Your objective:
Find the string "Never" in the data, then copy every line where it is found.

Rows:
=-=-=-=-=

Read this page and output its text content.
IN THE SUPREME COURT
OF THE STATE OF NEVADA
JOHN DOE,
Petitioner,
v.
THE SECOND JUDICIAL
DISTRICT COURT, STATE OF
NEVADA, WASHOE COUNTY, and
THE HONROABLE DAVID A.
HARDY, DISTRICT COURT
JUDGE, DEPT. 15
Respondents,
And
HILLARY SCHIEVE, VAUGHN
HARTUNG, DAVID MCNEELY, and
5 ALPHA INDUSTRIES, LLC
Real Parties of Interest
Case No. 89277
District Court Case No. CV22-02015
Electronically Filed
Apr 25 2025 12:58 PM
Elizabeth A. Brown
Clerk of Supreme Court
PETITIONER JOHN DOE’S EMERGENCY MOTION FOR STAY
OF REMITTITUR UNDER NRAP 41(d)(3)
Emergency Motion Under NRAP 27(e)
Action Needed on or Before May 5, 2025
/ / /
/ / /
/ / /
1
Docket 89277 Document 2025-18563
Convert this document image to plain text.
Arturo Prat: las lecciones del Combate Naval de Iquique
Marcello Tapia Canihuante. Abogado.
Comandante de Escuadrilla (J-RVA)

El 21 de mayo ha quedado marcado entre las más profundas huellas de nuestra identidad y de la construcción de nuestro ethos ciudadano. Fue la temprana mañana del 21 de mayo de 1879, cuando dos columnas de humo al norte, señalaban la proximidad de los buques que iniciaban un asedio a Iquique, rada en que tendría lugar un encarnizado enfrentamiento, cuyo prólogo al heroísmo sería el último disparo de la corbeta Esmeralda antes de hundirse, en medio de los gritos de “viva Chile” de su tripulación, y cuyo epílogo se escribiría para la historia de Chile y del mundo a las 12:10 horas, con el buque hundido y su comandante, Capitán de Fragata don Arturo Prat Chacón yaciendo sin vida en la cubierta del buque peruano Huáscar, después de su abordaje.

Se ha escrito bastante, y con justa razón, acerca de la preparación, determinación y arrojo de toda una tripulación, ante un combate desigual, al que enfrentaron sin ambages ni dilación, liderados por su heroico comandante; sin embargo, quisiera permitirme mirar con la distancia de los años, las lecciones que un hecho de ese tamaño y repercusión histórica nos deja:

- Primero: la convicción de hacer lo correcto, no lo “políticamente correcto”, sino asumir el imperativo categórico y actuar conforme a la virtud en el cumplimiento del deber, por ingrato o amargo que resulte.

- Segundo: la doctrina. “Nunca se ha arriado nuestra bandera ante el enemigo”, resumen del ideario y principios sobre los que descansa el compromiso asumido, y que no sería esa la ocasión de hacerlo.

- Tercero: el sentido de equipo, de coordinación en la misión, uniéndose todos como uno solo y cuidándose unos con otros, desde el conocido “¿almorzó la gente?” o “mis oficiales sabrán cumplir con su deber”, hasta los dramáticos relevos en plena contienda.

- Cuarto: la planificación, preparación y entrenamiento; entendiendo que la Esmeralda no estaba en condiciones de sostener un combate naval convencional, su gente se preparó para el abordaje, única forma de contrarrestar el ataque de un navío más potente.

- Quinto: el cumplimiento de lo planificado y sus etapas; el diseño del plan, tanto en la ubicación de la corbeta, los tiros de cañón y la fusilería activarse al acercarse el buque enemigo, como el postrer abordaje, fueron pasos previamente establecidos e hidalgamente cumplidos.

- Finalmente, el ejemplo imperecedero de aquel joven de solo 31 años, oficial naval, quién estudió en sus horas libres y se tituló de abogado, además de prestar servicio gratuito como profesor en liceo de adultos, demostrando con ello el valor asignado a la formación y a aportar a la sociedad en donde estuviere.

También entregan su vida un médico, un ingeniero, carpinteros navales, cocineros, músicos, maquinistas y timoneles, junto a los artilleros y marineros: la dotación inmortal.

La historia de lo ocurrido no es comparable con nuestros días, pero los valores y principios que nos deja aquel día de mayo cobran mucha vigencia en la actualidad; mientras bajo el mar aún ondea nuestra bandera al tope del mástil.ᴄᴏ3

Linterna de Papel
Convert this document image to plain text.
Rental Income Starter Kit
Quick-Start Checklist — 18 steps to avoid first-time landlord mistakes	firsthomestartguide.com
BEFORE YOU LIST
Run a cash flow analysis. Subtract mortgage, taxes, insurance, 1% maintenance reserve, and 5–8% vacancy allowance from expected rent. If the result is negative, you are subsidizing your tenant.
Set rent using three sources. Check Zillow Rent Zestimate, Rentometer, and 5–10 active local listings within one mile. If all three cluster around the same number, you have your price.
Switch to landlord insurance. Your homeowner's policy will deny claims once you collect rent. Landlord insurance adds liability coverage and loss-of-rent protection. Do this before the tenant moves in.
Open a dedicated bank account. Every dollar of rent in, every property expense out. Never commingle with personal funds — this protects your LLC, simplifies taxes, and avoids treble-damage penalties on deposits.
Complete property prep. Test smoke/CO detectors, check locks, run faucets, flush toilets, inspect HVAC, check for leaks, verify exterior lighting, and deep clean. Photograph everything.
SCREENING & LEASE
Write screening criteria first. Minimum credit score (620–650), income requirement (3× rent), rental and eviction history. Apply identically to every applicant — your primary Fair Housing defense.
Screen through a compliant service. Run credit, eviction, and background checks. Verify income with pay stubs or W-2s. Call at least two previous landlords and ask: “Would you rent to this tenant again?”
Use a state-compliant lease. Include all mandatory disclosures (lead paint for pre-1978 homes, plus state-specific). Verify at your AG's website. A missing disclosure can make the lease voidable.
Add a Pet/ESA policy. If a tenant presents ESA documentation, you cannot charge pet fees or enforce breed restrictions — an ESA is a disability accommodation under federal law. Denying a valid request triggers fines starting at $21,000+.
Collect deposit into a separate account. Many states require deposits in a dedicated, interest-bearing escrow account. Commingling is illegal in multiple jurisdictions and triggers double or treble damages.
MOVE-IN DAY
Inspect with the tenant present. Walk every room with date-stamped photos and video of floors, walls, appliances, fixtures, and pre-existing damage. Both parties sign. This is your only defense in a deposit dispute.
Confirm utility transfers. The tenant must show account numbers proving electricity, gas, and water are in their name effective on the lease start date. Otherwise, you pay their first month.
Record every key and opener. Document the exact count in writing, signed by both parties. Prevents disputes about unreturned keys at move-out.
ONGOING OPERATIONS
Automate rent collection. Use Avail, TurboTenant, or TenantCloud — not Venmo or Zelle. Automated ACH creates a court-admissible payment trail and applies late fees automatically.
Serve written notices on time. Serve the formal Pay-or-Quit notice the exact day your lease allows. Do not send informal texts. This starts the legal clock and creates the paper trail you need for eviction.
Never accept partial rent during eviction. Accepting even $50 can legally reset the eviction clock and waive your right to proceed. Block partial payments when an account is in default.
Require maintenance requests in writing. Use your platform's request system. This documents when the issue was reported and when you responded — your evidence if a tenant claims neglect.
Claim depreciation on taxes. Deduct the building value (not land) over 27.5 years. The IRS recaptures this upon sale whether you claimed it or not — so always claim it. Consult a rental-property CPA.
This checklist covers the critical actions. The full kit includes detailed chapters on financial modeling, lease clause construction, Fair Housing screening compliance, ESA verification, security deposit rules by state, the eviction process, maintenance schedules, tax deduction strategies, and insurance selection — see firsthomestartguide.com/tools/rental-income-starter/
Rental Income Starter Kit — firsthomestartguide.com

=-=-=-=-=

Task answer:
Open a dedicated bank account. Every dollar of rent in, every property expense out. Never commingle with personal funds — this protects your LLC, simplifies taxes, and avoids treble-damage penalties on deposits.
Never accept partial rent during eviction. Accepting even $50 can legally reset the eviction clock and waive your right to proceed. Block partial payments when an account is in default.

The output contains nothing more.